Stated goal -> Lines containing "image" are to be counted. Give the number and nothing more.

-------- Records shown

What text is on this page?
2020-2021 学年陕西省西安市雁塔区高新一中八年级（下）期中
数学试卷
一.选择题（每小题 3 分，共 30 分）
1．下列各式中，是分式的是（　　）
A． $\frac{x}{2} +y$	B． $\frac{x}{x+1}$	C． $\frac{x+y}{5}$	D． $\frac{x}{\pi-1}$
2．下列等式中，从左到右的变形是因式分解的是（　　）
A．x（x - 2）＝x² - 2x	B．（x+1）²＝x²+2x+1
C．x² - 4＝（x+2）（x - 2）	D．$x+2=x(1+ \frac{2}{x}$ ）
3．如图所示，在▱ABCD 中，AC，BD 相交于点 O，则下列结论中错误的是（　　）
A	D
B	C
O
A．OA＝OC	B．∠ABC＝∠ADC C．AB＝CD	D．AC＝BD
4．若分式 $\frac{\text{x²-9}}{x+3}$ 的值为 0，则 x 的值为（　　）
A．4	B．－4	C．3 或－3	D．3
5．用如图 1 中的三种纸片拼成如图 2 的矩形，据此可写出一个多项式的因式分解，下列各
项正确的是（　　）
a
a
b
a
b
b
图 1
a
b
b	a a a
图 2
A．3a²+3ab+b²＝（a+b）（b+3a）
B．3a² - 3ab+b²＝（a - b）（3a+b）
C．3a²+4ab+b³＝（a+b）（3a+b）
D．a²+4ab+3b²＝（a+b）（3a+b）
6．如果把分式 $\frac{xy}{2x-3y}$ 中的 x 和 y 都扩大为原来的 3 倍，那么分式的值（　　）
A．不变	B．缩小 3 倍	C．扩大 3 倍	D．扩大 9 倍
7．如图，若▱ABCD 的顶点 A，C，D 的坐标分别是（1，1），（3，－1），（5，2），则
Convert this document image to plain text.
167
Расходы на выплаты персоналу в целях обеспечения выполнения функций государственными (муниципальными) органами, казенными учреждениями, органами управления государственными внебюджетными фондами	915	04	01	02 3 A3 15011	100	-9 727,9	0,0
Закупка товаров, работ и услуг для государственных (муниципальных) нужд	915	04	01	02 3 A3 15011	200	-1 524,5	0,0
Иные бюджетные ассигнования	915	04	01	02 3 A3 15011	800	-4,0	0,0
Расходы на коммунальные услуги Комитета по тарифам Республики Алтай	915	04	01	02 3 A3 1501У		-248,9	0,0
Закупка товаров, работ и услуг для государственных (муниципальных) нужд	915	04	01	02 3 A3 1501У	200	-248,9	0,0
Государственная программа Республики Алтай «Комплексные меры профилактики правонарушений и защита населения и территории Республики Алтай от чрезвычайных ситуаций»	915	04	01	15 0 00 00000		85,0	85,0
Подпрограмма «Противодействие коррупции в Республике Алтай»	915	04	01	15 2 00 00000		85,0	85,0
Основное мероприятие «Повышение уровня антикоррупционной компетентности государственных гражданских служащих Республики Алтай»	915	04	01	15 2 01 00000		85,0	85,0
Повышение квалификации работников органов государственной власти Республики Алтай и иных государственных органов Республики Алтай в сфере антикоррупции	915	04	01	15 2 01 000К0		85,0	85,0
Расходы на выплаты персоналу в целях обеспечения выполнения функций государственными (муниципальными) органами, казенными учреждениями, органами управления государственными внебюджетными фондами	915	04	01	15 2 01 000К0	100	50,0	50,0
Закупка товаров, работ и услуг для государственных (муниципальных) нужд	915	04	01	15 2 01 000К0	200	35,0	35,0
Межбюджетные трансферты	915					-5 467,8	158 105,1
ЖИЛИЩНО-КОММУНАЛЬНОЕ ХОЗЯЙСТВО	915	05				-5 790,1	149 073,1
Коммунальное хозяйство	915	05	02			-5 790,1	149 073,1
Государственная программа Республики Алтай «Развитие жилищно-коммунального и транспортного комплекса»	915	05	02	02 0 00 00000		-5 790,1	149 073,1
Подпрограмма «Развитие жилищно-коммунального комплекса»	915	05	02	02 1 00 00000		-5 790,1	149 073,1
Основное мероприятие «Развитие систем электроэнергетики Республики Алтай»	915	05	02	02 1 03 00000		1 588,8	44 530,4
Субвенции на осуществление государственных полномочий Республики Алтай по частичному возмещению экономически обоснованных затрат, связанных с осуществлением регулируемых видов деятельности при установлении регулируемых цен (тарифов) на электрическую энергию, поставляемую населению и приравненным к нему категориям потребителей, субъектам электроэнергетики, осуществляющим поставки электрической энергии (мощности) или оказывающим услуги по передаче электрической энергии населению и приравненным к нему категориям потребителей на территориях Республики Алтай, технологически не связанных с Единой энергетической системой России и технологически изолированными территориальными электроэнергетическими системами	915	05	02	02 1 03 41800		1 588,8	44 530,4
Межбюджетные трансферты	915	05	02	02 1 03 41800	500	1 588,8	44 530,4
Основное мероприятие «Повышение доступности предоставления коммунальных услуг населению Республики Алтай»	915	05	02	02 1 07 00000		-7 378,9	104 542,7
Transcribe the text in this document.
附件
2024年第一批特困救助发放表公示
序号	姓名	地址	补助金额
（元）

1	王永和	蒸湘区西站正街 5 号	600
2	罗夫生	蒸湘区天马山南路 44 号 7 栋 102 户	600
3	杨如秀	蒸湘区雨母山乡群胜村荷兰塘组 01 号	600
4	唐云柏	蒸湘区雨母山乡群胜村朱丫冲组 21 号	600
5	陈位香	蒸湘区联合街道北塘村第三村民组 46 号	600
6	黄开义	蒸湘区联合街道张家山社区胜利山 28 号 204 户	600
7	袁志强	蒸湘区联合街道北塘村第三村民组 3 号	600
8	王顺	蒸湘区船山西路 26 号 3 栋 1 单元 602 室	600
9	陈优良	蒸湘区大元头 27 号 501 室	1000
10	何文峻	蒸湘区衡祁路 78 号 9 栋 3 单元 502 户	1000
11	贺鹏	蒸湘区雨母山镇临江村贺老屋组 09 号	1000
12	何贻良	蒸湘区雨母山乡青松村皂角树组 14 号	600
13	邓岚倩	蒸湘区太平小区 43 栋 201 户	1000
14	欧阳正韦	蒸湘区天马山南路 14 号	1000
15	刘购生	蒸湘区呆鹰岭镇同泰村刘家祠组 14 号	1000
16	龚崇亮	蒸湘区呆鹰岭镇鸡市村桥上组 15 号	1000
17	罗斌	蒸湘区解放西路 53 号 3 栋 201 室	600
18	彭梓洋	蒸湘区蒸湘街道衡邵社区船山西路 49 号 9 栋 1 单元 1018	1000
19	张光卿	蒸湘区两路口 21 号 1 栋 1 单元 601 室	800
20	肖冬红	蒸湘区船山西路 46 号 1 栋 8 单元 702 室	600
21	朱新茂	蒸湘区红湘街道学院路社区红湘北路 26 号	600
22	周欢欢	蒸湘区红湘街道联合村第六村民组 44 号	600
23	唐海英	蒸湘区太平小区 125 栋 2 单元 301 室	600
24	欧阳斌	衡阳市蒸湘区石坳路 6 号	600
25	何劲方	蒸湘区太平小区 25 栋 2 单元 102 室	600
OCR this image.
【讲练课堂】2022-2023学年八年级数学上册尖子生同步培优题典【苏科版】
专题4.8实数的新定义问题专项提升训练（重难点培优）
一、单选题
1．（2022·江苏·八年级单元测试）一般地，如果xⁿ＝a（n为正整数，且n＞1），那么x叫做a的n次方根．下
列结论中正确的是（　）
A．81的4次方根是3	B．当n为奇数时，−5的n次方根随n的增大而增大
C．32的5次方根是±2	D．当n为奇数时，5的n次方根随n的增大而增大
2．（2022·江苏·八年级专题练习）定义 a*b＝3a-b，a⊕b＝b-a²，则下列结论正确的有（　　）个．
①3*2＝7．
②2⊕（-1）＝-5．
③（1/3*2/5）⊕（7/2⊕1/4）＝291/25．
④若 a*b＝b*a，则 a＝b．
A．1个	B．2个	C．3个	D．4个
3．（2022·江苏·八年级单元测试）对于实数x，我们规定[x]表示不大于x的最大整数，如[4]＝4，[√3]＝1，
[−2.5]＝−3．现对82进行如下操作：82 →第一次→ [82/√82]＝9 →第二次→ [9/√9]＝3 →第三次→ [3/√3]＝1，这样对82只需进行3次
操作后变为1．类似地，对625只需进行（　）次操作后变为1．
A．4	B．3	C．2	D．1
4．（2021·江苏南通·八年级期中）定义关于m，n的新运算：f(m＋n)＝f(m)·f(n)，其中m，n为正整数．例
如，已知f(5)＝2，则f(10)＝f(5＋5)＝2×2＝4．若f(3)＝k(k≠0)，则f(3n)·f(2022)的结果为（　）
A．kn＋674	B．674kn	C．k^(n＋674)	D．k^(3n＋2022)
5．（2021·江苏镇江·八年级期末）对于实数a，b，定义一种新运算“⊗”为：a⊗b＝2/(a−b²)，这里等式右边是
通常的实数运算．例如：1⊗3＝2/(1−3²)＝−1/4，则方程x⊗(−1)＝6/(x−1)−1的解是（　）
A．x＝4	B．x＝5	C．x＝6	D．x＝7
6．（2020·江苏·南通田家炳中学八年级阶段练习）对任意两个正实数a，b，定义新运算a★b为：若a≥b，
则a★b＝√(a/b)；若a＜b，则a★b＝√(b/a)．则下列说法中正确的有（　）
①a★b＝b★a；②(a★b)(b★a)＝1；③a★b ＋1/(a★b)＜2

----------------

Solution for this exercise -> 2